▸ TEXT EXCERPT

Content starts

# AMD gpu driver error



## D3CIM8OR (May 29, 2020)

I have a Dell Inspiron 5575 that I'm trying to install FreeBSD on. The display driver isn't being loaded by default, so I followed the instructions in this link. Specifically, I used the AMD GPU driver. On startup, the display driver isn't being loaded so I ran `dmesg -a | grep amd` and got the following output

```
[drm] amdgpu kernel modesetting enabled
drmn0: successfully loaded firmware image with name: amdgpu/raven_gpu_info.bin
[drm:amdgpu_get_bios] Unable to locate a BIOS ROM
[drm] amdgpu: finishing device
```

I am assuming that the error lies in 
	
	



```
[drm:amdgpu_get_bios] Unable to locate a BIOS ROM
```
 I was unable to find anything online about this issue. I know that the display driver isn't being run because my resolution never increases from 640x480 and `startx` fails with "no screens found". Does anyone know how to fix this issue? Thanks!


----------



## shkhln (May 29, 2020)

Content ends

▸ WHAT YOU WILL DO
**a.** In the AMD GPU driver thread, which laptop is the poster trying to install FreeBSD on?
**b.** Write the next part of the AMD GPU driver thread, starting with the reply posted under the last heading.

▸ STUDY MATERIAL
Content starts

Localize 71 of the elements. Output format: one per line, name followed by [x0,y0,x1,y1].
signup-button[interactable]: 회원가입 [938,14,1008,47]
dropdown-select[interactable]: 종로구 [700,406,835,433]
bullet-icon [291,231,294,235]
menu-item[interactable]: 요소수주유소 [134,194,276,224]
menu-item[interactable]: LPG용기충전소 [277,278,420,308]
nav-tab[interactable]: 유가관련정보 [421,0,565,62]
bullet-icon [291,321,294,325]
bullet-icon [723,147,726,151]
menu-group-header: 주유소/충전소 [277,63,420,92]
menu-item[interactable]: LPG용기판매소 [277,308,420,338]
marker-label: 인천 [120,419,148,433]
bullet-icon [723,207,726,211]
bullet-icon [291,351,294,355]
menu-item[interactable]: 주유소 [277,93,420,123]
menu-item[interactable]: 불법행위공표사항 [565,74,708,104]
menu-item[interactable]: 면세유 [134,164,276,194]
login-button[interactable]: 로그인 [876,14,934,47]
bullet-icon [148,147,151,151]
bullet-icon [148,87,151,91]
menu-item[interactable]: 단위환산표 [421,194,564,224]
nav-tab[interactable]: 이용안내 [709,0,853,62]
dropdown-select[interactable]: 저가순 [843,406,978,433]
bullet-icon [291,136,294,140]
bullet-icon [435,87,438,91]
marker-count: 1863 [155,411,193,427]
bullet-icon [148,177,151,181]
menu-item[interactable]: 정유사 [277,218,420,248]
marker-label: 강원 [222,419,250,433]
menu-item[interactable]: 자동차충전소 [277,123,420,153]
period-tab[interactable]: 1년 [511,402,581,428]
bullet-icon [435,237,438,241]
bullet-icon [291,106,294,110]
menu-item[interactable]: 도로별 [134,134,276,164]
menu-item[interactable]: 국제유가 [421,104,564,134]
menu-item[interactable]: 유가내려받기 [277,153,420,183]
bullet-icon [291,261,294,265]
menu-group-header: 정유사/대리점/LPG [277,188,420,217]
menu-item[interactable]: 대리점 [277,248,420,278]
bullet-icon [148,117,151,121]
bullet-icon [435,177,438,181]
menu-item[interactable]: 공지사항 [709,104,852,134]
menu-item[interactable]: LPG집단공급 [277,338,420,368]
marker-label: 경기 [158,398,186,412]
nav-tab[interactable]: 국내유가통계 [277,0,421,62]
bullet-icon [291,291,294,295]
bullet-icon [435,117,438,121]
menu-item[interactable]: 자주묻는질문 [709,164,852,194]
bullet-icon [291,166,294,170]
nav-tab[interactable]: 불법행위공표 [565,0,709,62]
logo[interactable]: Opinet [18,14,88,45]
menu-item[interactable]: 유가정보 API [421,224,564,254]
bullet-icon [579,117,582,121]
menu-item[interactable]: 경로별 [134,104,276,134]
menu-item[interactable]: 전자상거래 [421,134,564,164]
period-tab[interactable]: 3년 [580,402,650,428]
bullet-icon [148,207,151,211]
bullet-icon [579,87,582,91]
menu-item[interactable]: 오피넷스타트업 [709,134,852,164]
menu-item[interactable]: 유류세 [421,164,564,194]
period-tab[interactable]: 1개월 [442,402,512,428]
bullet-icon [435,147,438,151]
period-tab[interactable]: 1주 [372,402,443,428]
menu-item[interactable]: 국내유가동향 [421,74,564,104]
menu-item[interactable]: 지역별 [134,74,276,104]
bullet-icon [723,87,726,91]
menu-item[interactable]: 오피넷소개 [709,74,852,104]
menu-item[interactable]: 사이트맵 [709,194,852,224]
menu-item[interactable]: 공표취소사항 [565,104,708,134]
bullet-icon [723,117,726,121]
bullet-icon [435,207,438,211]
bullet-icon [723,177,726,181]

Content ends

▸ RESPONSES TO THE EXERCISE
**a.** A Dell Inspiron 5575.

**b.**
What AMD GPU model is that?


D3CIM8OR said:


> Does anyone know how to fix this issue?



We don't fix issues there. "Fix" is the term reserved for developers.


----------



## D3CIM8OR (May 29, 2020)

According to `pciconf -lv`, it is an AMD Raven Ridge [Radeon Vega Series / Radeon Vega Mobile Series]


----------



## tuxador (May 30, 2020)

Does installing sysutils/devcpu-data solve the issue? Is your system up-to-date ?


----------



## Argentum (Jun 1, 2020)

Do you have
`hw.syscons.disable=1`
in your /boot/loader.conf ?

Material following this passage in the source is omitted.